** Objective **
The records should be written out in full, with nothing altered.

** Source records **
== == ==

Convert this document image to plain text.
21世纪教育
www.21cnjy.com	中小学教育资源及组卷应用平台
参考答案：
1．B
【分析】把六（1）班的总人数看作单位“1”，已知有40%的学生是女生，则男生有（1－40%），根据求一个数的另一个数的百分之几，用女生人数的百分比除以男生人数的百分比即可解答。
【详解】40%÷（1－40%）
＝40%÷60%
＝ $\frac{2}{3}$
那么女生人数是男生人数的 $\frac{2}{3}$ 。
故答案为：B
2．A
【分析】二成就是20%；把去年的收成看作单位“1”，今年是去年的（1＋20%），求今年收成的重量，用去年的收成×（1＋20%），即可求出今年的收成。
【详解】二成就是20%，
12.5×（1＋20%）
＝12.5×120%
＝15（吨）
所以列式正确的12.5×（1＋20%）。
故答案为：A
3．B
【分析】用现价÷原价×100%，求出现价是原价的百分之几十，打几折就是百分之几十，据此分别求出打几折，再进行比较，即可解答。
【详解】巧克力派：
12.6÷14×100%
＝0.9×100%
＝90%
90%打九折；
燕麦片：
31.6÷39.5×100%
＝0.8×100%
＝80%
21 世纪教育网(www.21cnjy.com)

== == ==

** Task solution **
Convert this document image to plain text.
21世纪教育
www.21cnjy.com	中小学教育资源及组卷应用平台
参考答案：
1．B
【分析】把六（1）班的总人数看作单位“1”，已知有40%的学生是女生，则男生有（1－40%），根据求一个数的另一个数的百分之几，用女生人数的百分比除以男生人数的百分比即可解答。
【详解】40%÷（1－40%）
＝40%÷60%
＝ $\frac{2}{3}$
那么女生人数是男生人数的 $\frac{2}{3}$ 。
故答案为：B
2．A
【分析】二成就是20%；把去年的收成看作单位“1”，今年是去年的（1＋20%），求今年收成的重量，用去年的收成×（1＋20%），即可求出今年的收成。
【详解】二成就是20%，
12.5×（1＋20%）
＝12.5×120%
＝15（吨）
所以列式正确的12.5×（1＋20%）。
故答案为：A
3．B
【分析】用现价÷原价×100%，求出现价是原价的百分之几十，打几折就是百分之几十，据此分别求出打几折，再进行比较，即可解答。
【详解】巧克力派：
12.6÷14×100%
＝0.9×100%
＝90%
90%打九折；
燕麦片：
31.6÷39.5×100%
＝0.8×100%
＝80%
21 世纪教育网(www.21cnjy.com)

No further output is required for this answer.